# Dataset entries:
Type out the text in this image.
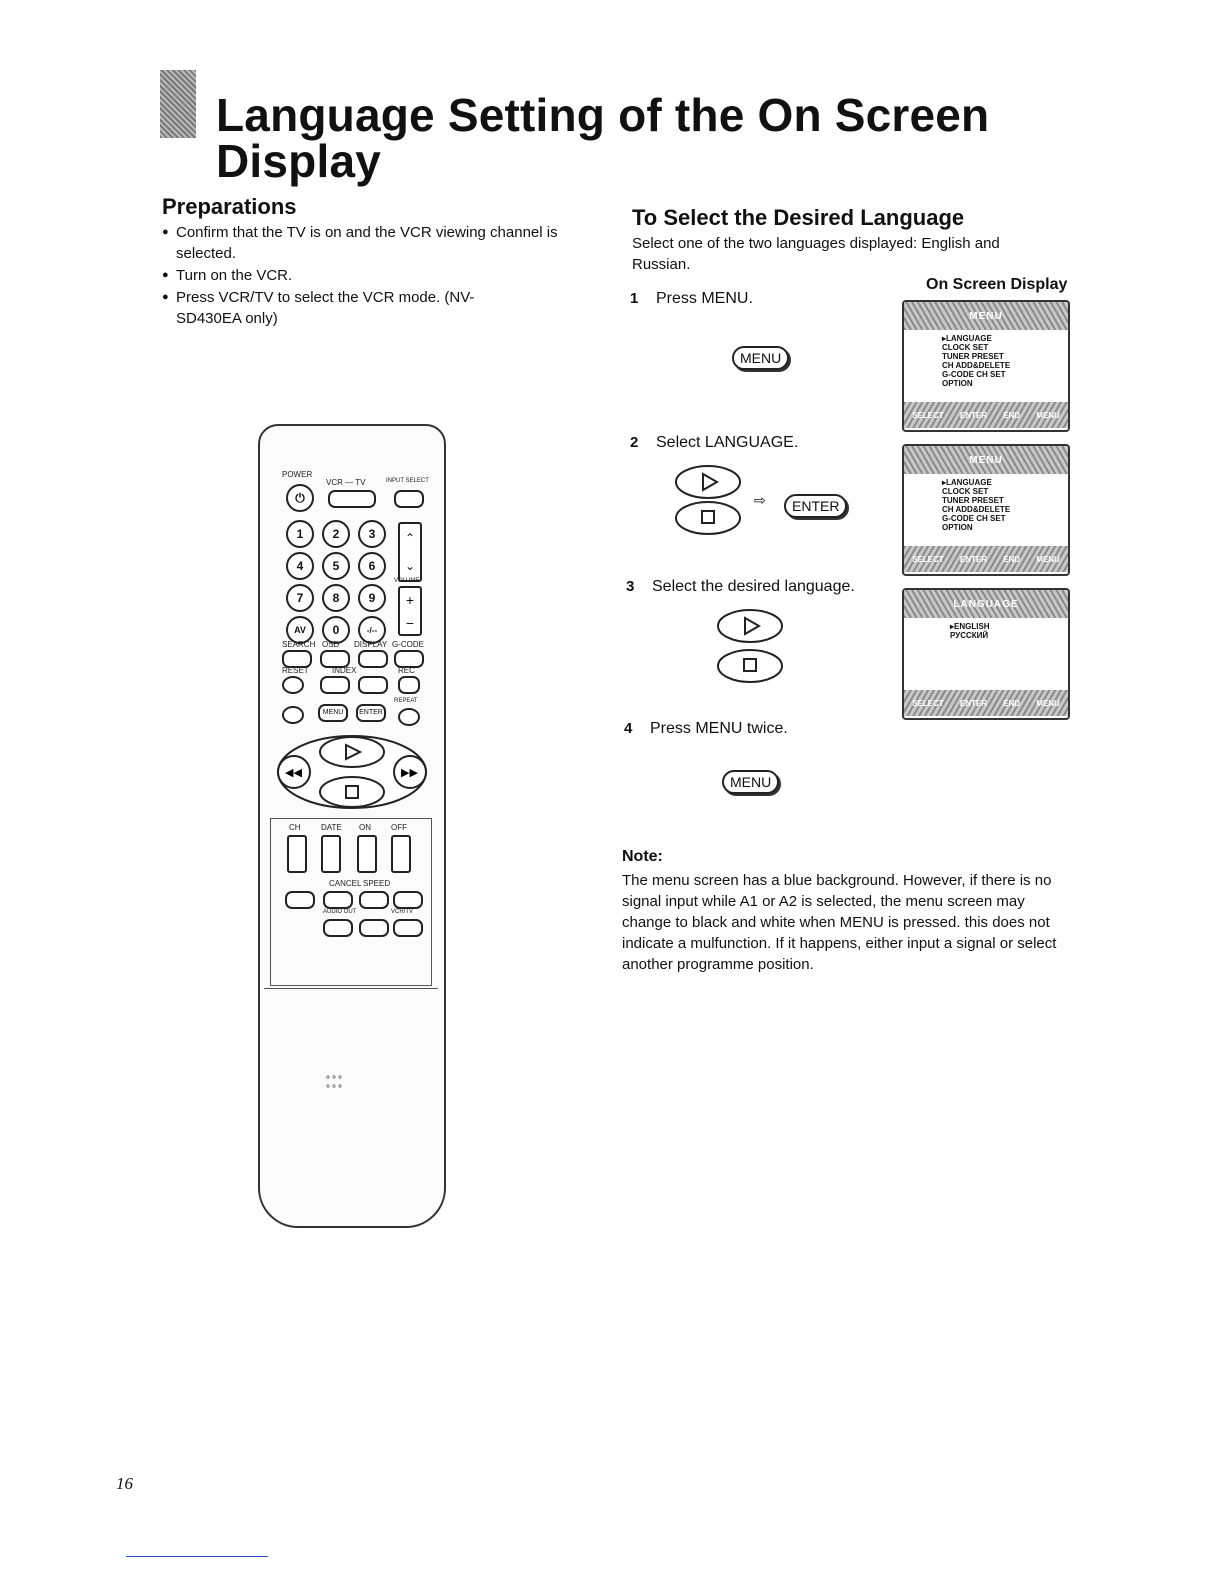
Language Setting of the On Screen
Display
Preparations
● Confirm that the TV is on and the VCR viewing channel is selected.
● Turn on the VCR.
● Press VCR/TV to select the VCR mode. (NV-SD430EA only)
To Select the Desired Language
Select one of the two languages displayed: English and Russian.
On Screen Display
1 Press MENU.
MENU
2 Select LANGUAGE.
⇨	ENTER
3 Select the desired language.
4 Press MENU twice.
MENU
MENU
▸LANGUAGE
CLOCK SET
TUNER PRESET
CH ADD&DELETE
G-CODE CH SET
OPTION
SELECT ENTER END MENU
MENU
▸LANGUAGE
CLOCK SET
TUNER PRESET
CH ADD&DELETE
G-CODE CH SET
OPTION
SELECT ENTER END MENU
LANGUAGE
▸ENGLISH
РУССКИЙ
SELECT ENTER END MENU
Note:
The menu screen has a blue background. However, if there is no signal input while A1 or A2 is selected, the menu screen may change to black and white when MENU is pressed. this does not indicate a mulfunction. If it happens, either input a signal or select another programme position.
POWER
VCR — TV	INPUT SELECT
⏻
1	2	3
4	5	6
7	8	9
AV	0	-/--
⌃
⌄
VOLUME
+
−
SEARCH OSD DISPLAY G-CODE
RESET	INDEX	REC
MENU	ENTER
REPEAT
◀◀	▶▶
CH	DATE ON	OFF
CANCEL SPEED
AUDIO OUT	VCR/TV
°°°
°°°
16
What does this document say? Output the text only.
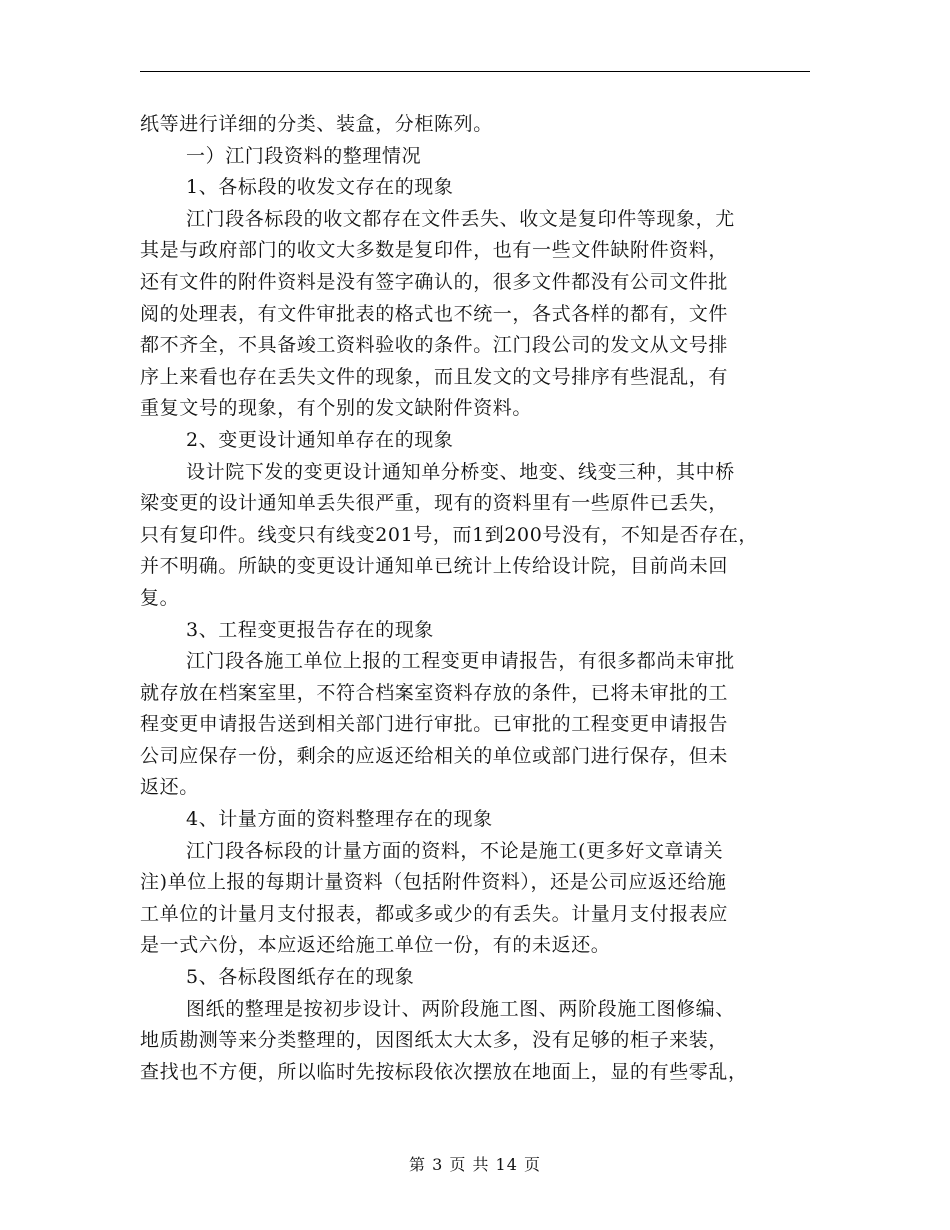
纸等进行详细的分类、装盒，分柜陈列。
一）江门段资料的整理情况
1、各标段的收发文存在的现象
江门段各标段的收文都存在文件丢失、收文是复印件等现象，尤
其是与政府部门的收文大多数是复印件，也有一些文件缺附件资料，
还有文件的附件资料是没有签字确认的，很多文件都没有公司文件批
阅的处理表，有文件审批表的格式也不统一，各式各样的都有，文件
都不齐全，不具备竣工资料验收的条件。江门段公司的发文从文号排
序上来看也存在丢失文件的现象，而且发文的文号排序有些混乱，有
重复文号的现象，有个别的发文缺附件资料。
2、变更设计通知单存在的现象
设计院下发的变更设计通知单分桥变、地变、线变三种，其中桥
梁变更的设计通知单丢失很严重，现有的资料里有一些原件已丢失，
只有复印件。线变只有线变201号，而1到200号没有，不知是否存在，
并不明确。所缺的变更设计通知单已统计上传给设计院，目前尚未回
复。
3、工程变更报告存在的现象
江门段各施工单位上报的工程变更申请报告，有很多都尚未审批
就存放在档案室里，不符合档案室资料存放的条件，已将未审批的工
程变更申请报告送到相关部门进行审批。已审批的工程变更申请报告
公司应保存一份，剩余的应返还给相关的单位或部门进行保存，但未
返还。
4、计量方面的资料整理存在的现象
江门段各标段的计量方面的资料，不论是施工(更多好文章请关
注)单位上报的每期计量资料（包括附件资料），还是公司应返还给施
工单位的计量月支付报表，都或多或少的有丢失。计量月支付报表应
是一式六份，本应返还给施工单位一份，有的未返还。
5、各标段图纸存在的现象
图纸的整理是按初步设计、两阶段施工图、两阶段施工图修编、
地质勘测等来分类整理的，因图纸太大太多，没有足够的柜子来装，
查找也不方便，所以临时先按标段依次摆放在地面上，显的有些零乱，
第 3 页 共 14 页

# Task statement:
Every entry above needs to be retyped exactly; drop the pictures.

# Response to this task:
Type out the text in this image.
Language Setting of the On Screen
Display
Preparations
● Confirm that the TV is on and the VCR viewing channel is selected.
● Turn on the VCR.
● Press VCR/TV to select the VCR mode. (NV-SD430EA only)
To Select the Desired Language
Select one of the two languages displayed: English and Russian.
On Screen Display
1 Press MENU.
MENU
2 Select LANGUAGE.
⇨	ENTER
3 Select the desired language.
4 Press MENU twice.
MENU
MENU
▸LANGUAGE
CLOCK SET
TUNER PRESET
CH ADD&DELETE
G-CODE CH SET
OPTION
SELECT ENTER END MENU
MENU
▸LANGUAGE
CLOCK SET
TUNER PRESET
CH ADD&DELETE
G-CODE CH SET
OPTION
SELECT ENTER END MENU
LANGUAGE
▸ENGLISH
РУССКИЙ
SELECT ENTER END MENU
Note:
The menu screen has a blue background. However, if there is no signal input while A1 or A2 is selected, the menu screen may change to black and white when MENU is pressed. this does not indicate a mulfunction. If it happens, either input a signal or select another programme position.
POWER
VCR — TV	INPUT SELECT
⏻
1	2	3
4	5	6
7	8	9
AV	0	-/--
⌃
⌄
VOLUME
+
−
SEARCH OSD DISPLAY G-CODE
RESET	INDEX	REC
MENU	ENTER
REPEAT
◀◀	▶▶
CH	DATE ON	OFF
CANCEL SPEED
AUDIO OUT	VCR/TV
°°°
°°°
16
What does this document say? Output the text only.
纸等进行详细的分类、装盒，分柜陈列。
一）江门段资料的整理情况
1、各标段的收发文存在的现象
江门段各标段的收文都存在文件丢失、收文是复印件等现象，尤
其是与政府部门的收文大多数是复印件，也有一些文件缺附件资料，
还有文件的附件资料是没有签字确认的，很多文件都没有公司文件批
阅的处理表，有文件审批表的格式也不统一，各式各样的都有，文件
都不齐全，不具备竣工资料验收的条件。江门段公司的发文从文号排
序上来看也存在丢失文件的现象，而且发文的文号排序有些混乱，有
重复文号的现象，有个别的发文缺附件资料。
2、变更设计通知单存在的现象
设计院下发的变更设计通知单分桥变、地变、线变三种，其中桥
梁变更的设计通知单丢失很严重，现有的资料里有一些原件已丢失，
只有复印件。线变只有线变201号，而1到200号没有，不知是否存在，
并不明确。所缺的变更设计通知单已统计上传给设计院，目前尚未回
复。
3、工程变更报告存在的现象
江门段各施工单位上报的工程变更申请报告，有很多都尚未审批
就存放在档案室里，不符合档案室资料存放的条件，已将未审批的工
程变更申请报告送到相关部门进行审批。已审批的工程变更申请报告
公司应保存一份，剩余的应返还给相关的单位或部门进行保存，但未
返还。
4、计量方面的资料整理存在的现象
江门段各标段的计量方面的资料，不论是施工(更多好文章请关
注)单位上报的每期计量资料（包括附件资料），还是公司应返还给施
工单位的计量月支付报表，都或多或少的有丢失。计量月支付报表应
是一式六份，本应返还给施工单位一份，有的未返还。
5、各标段图纸存在的现象
图纸的整理是按初步设计、两阶段施工图、两阶段施工图修编、
地质勘测等来分类整理的，因图纸太大太多，没有足够的柜子来装，
查找也不方便，所以临时先按标段依次摆放在地面上，显的有些零乱，
第 3 页 共 14 页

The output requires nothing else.